* TASK STATEMENT:
In the records below, tally every line containing "זיהה". Report only the total.

* RAW DATA:

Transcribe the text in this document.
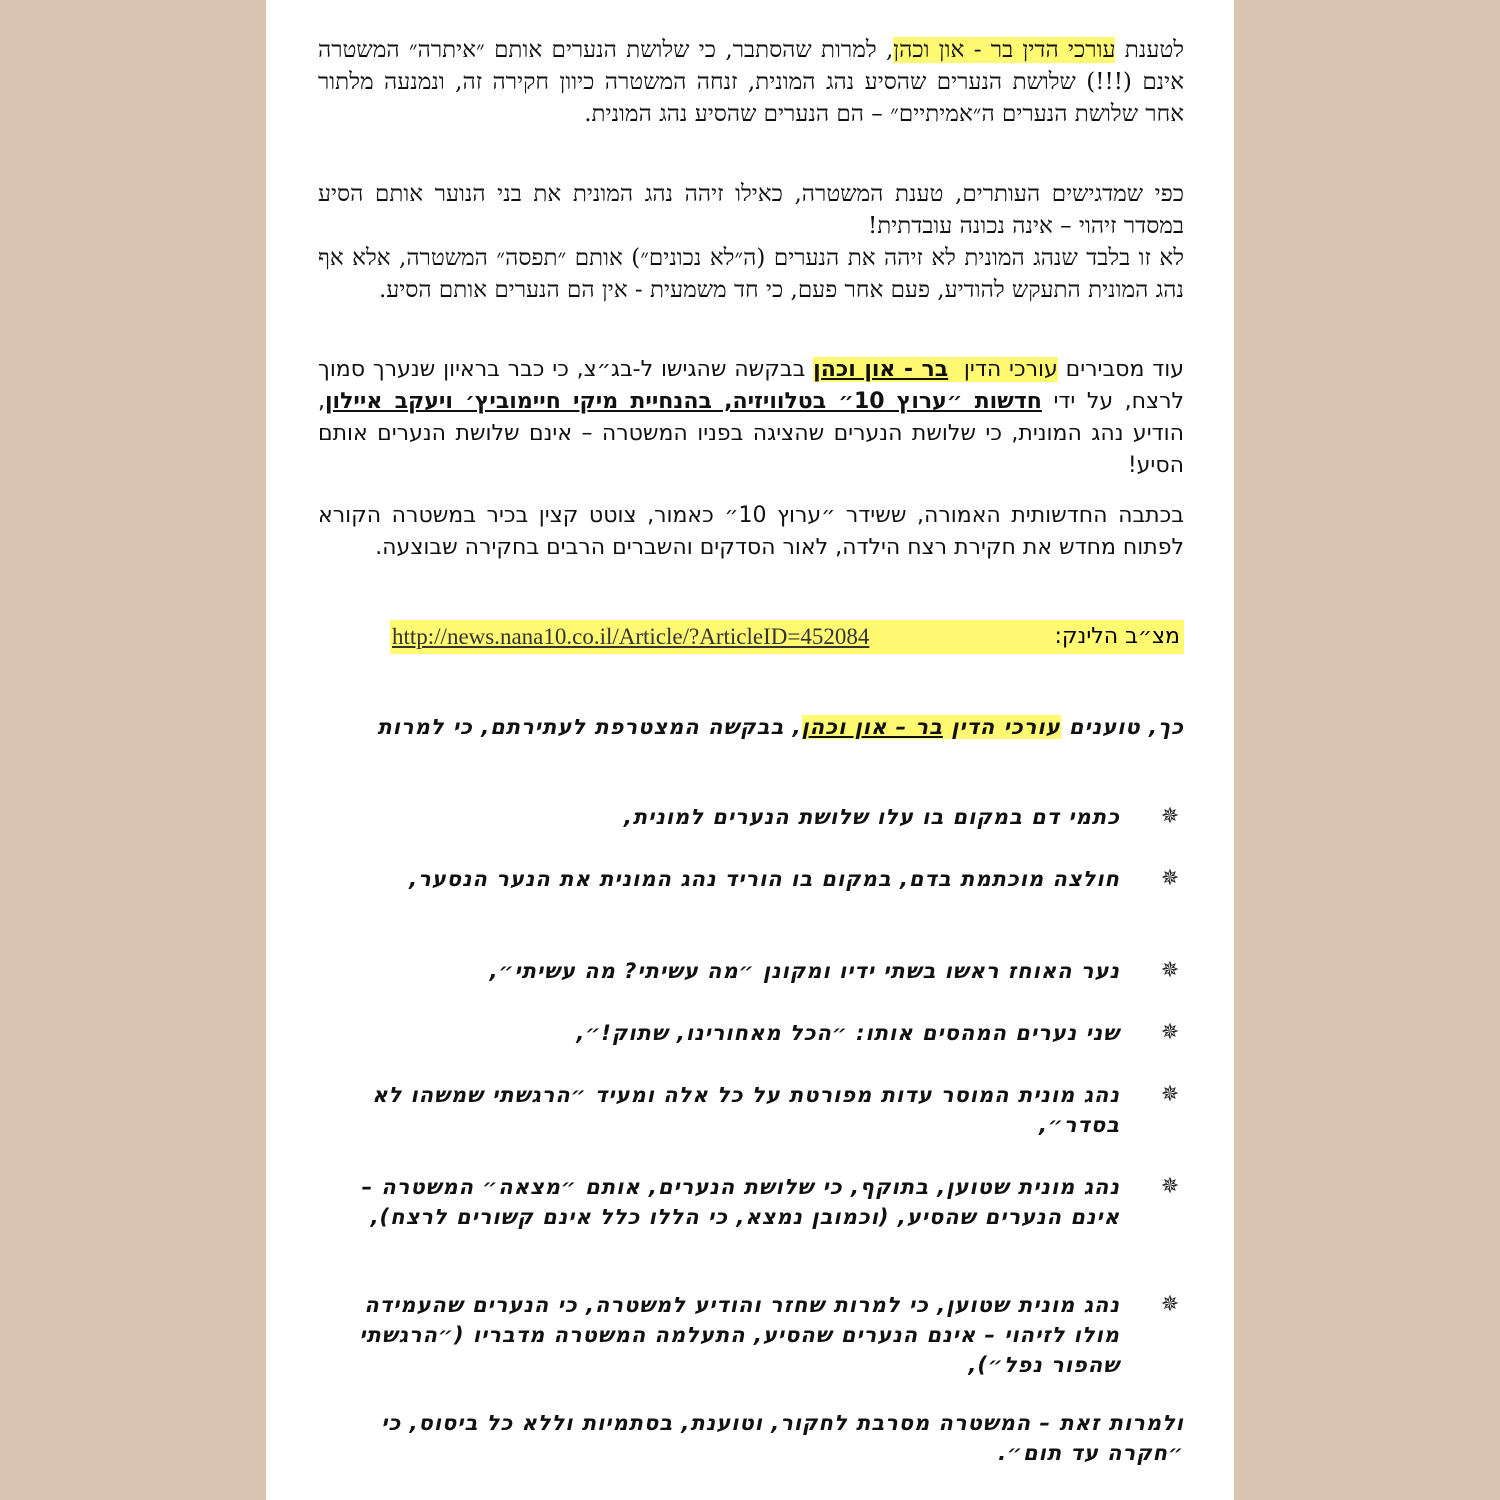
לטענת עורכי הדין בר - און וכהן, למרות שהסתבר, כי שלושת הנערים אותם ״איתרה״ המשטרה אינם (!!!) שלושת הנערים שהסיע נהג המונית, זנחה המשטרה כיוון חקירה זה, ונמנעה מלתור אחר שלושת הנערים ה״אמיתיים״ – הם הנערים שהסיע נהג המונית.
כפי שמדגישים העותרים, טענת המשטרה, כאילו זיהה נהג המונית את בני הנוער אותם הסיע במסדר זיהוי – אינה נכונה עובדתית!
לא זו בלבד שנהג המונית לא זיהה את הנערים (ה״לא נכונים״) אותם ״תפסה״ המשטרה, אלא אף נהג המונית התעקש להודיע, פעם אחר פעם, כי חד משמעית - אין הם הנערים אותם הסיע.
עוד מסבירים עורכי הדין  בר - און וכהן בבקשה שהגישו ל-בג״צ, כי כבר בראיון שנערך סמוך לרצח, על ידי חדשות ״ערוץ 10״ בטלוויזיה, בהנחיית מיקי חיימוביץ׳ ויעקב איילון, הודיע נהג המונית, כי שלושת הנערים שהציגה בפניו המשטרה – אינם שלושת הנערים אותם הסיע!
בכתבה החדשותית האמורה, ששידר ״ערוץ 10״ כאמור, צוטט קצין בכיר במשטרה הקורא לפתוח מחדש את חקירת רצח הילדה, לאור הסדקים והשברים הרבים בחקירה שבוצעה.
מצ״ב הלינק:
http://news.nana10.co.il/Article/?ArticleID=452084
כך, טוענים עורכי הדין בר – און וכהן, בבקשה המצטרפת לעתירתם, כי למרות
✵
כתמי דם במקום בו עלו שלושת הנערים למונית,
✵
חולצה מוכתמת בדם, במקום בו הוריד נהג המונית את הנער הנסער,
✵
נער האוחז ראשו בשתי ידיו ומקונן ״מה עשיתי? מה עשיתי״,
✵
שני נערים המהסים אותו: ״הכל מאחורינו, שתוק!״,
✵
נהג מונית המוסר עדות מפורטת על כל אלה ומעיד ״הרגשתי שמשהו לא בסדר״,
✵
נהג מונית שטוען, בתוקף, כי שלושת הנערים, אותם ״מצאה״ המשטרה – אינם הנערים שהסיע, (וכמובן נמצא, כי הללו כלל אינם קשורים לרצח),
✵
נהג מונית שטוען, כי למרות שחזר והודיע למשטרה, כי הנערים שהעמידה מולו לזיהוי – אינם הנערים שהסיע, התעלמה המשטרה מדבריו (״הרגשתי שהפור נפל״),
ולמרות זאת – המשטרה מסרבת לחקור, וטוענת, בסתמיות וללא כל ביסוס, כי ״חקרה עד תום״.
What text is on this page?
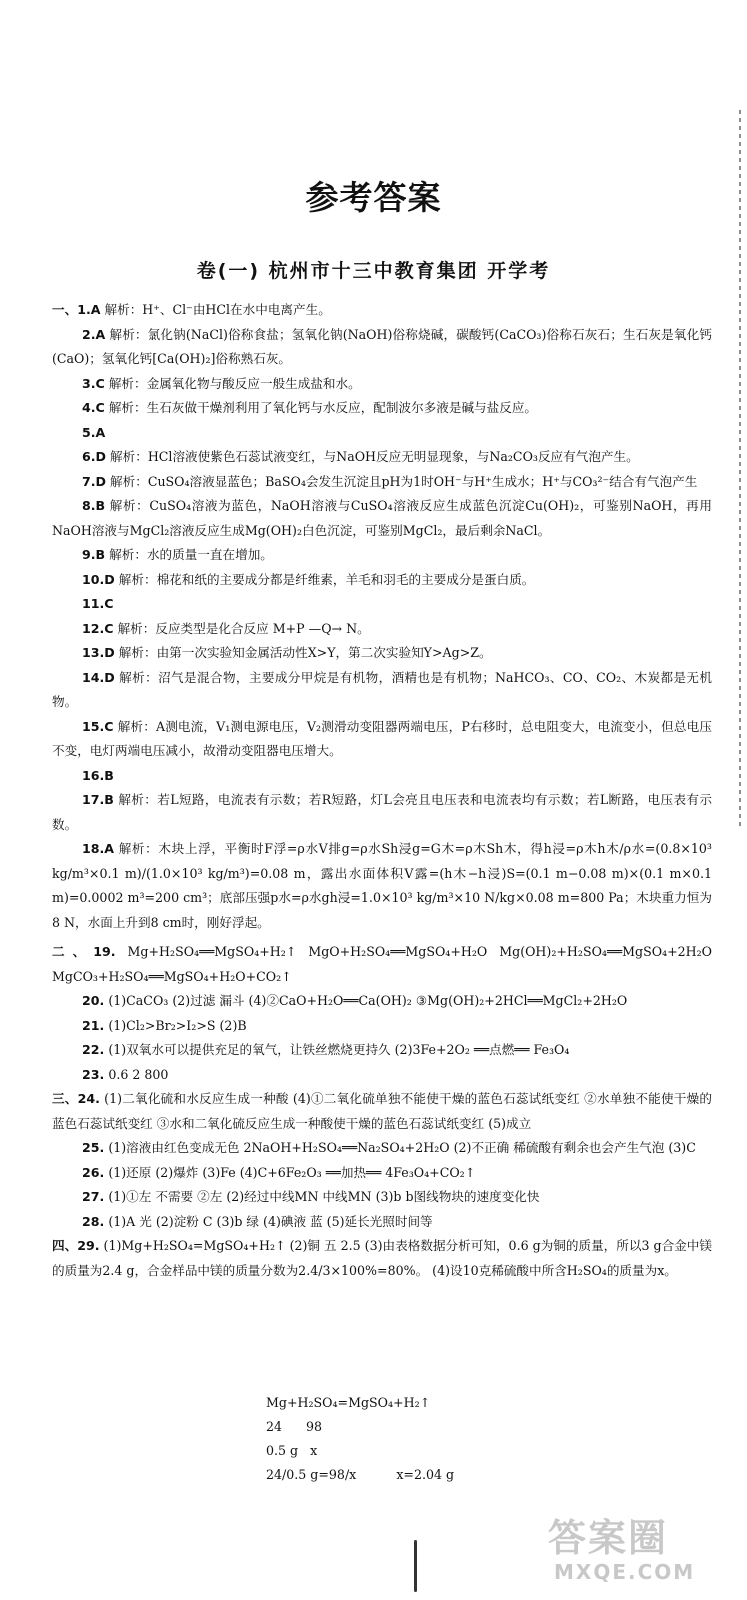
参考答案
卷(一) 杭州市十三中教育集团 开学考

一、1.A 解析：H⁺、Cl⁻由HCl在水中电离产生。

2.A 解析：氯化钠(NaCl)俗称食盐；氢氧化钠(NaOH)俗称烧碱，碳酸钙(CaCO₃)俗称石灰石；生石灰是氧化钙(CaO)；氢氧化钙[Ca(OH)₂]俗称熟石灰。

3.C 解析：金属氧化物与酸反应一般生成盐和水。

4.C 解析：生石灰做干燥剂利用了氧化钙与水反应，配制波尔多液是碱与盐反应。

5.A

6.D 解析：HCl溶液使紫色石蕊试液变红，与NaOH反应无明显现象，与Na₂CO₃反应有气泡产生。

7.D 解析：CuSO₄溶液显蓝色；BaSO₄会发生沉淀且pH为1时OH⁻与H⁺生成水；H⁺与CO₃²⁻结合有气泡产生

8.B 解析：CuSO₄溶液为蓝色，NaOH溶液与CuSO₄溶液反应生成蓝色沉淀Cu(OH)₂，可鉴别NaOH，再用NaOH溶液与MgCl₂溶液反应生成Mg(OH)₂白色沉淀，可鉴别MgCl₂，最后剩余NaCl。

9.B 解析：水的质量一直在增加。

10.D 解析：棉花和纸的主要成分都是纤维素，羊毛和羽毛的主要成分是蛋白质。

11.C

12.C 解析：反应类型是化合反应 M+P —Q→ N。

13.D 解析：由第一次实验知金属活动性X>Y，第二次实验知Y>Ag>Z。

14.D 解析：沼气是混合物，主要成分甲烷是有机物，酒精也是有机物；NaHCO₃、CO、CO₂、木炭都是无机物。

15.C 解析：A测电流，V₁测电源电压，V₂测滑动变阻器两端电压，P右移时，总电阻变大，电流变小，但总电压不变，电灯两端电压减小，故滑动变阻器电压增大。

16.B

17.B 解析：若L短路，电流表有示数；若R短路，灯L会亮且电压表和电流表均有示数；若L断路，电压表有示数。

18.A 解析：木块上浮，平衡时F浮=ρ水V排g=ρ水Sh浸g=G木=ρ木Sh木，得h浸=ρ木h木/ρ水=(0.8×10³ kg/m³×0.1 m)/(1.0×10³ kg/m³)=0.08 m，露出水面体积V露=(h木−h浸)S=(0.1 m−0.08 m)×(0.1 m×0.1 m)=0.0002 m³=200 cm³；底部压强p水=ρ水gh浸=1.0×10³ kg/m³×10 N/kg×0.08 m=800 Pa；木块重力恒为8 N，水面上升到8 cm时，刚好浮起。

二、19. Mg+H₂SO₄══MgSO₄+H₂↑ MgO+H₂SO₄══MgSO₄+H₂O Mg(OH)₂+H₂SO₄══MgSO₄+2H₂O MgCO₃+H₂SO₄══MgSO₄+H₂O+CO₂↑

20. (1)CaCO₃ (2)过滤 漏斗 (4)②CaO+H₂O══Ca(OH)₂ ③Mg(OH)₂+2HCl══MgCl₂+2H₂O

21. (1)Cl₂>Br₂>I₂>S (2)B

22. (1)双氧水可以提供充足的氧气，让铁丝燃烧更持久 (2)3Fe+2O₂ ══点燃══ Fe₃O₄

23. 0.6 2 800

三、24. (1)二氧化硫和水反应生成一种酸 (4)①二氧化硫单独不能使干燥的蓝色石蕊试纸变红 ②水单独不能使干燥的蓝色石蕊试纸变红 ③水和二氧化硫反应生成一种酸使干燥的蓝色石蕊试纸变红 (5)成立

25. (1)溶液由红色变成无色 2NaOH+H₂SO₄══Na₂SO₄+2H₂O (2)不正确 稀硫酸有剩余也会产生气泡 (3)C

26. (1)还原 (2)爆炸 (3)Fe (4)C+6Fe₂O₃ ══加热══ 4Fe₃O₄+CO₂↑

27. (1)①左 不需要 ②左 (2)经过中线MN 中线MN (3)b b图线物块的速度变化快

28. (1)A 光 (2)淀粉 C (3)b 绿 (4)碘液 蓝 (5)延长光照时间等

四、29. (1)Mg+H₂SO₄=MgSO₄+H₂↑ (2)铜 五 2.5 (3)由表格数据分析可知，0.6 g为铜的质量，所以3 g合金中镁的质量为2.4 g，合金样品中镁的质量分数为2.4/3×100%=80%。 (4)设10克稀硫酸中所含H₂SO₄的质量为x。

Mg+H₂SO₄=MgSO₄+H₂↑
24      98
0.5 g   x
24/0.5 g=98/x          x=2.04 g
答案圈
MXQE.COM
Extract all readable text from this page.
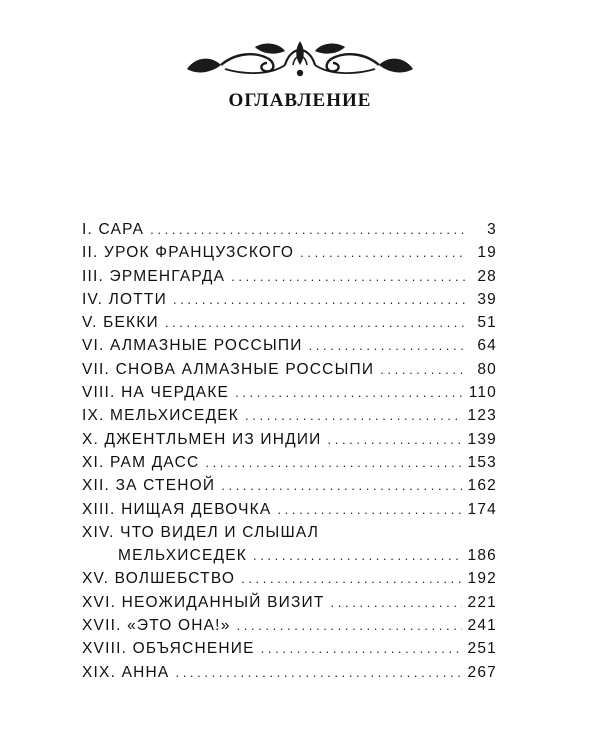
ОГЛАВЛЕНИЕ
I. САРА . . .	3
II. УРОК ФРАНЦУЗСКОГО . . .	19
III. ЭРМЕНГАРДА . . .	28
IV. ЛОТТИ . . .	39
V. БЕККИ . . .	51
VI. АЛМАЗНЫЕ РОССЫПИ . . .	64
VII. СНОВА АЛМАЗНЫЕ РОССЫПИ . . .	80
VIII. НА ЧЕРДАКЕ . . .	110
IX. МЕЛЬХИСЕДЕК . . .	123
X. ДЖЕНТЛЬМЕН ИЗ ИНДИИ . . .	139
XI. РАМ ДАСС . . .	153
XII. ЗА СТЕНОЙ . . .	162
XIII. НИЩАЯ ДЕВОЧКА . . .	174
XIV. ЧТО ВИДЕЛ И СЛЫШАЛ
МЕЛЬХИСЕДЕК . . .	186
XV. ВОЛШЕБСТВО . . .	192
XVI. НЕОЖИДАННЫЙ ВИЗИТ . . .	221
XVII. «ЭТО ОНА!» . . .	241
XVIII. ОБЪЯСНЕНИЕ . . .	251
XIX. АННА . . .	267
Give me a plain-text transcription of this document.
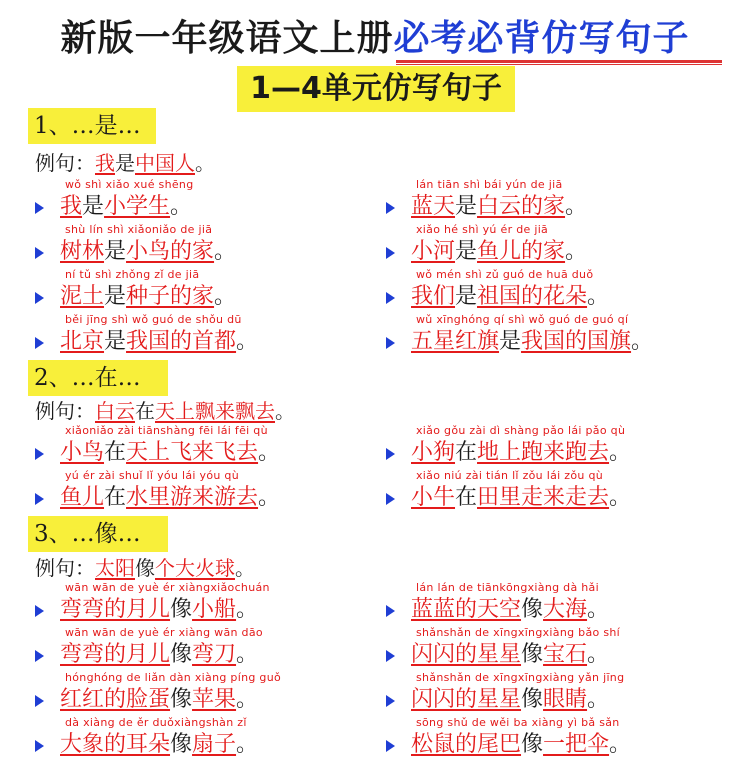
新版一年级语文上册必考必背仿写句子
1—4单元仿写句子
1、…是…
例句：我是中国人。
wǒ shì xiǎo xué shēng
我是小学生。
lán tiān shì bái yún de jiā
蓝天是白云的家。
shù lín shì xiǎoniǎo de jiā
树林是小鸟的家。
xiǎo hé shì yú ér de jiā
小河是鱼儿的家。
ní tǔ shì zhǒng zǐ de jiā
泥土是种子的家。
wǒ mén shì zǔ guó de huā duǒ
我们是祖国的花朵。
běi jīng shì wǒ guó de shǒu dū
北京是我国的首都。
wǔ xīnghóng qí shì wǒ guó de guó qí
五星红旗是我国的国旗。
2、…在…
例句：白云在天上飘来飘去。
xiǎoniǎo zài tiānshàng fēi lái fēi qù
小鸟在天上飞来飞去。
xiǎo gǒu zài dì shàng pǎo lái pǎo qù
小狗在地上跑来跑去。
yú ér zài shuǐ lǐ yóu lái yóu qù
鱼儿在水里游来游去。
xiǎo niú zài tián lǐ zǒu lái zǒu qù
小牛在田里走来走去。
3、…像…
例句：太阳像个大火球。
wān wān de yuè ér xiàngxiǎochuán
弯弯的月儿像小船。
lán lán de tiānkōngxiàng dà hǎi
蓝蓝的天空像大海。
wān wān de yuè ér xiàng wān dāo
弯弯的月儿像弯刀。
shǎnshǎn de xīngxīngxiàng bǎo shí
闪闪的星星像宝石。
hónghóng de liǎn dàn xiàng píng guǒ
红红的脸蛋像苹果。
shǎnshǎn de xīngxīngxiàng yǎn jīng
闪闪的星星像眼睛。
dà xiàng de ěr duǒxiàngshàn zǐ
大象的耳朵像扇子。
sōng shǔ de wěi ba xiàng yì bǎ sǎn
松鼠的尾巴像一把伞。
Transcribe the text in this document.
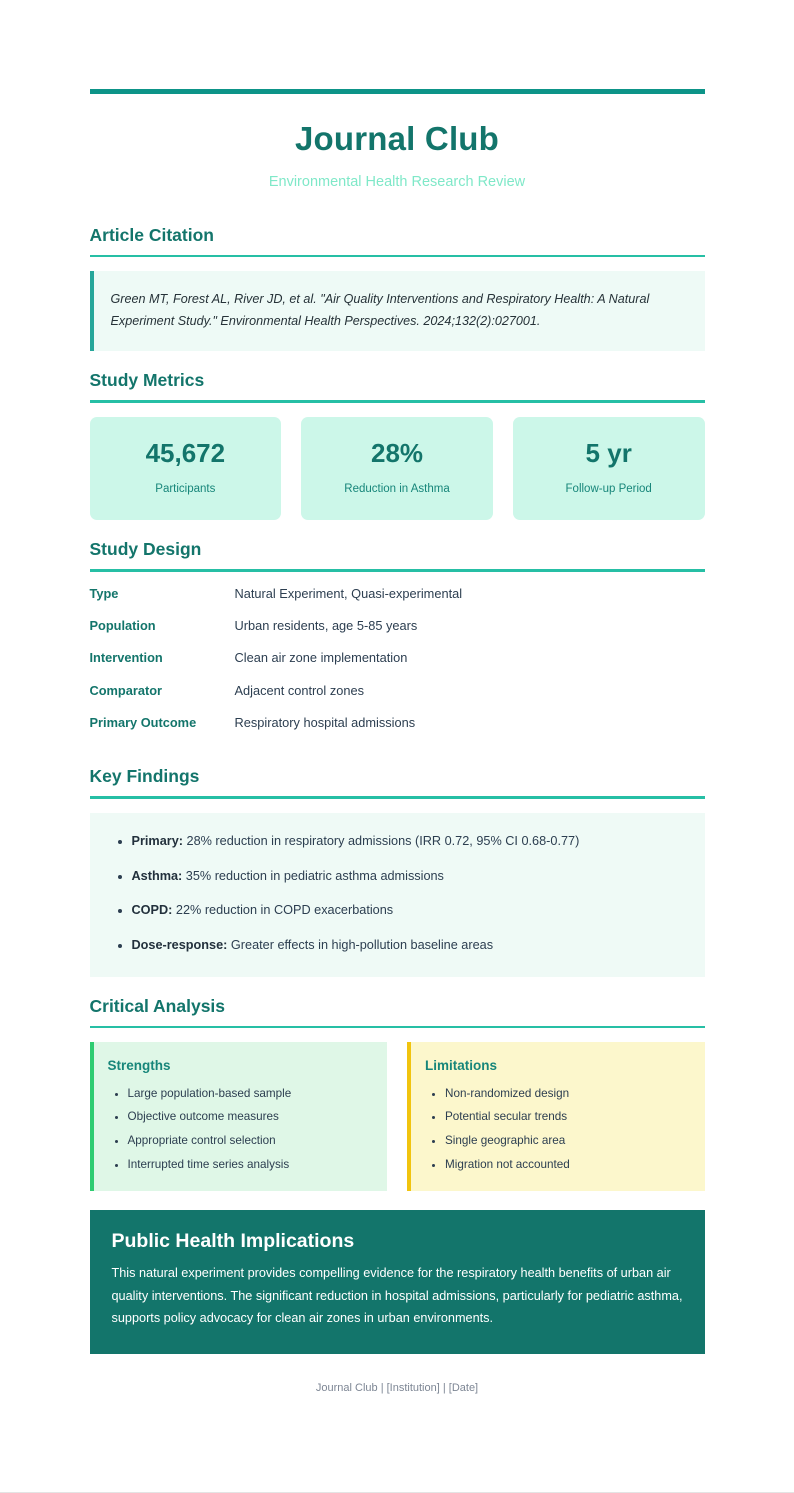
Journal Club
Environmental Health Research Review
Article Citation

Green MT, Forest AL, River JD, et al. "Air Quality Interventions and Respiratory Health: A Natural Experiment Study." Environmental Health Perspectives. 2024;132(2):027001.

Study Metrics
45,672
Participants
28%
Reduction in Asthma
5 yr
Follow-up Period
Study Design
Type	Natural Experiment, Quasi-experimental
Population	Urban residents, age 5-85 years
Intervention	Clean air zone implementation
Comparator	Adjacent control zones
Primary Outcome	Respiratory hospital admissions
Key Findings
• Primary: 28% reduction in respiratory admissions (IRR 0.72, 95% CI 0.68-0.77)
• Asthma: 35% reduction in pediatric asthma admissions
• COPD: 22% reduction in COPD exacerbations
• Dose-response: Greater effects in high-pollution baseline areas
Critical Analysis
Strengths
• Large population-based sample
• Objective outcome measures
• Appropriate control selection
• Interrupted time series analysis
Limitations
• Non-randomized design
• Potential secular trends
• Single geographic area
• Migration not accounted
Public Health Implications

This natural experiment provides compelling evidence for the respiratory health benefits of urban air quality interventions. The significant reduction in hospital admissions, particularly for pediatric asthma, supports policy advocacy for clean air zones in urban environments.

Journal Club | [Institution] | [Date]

* CORRECT OUTPUT:
2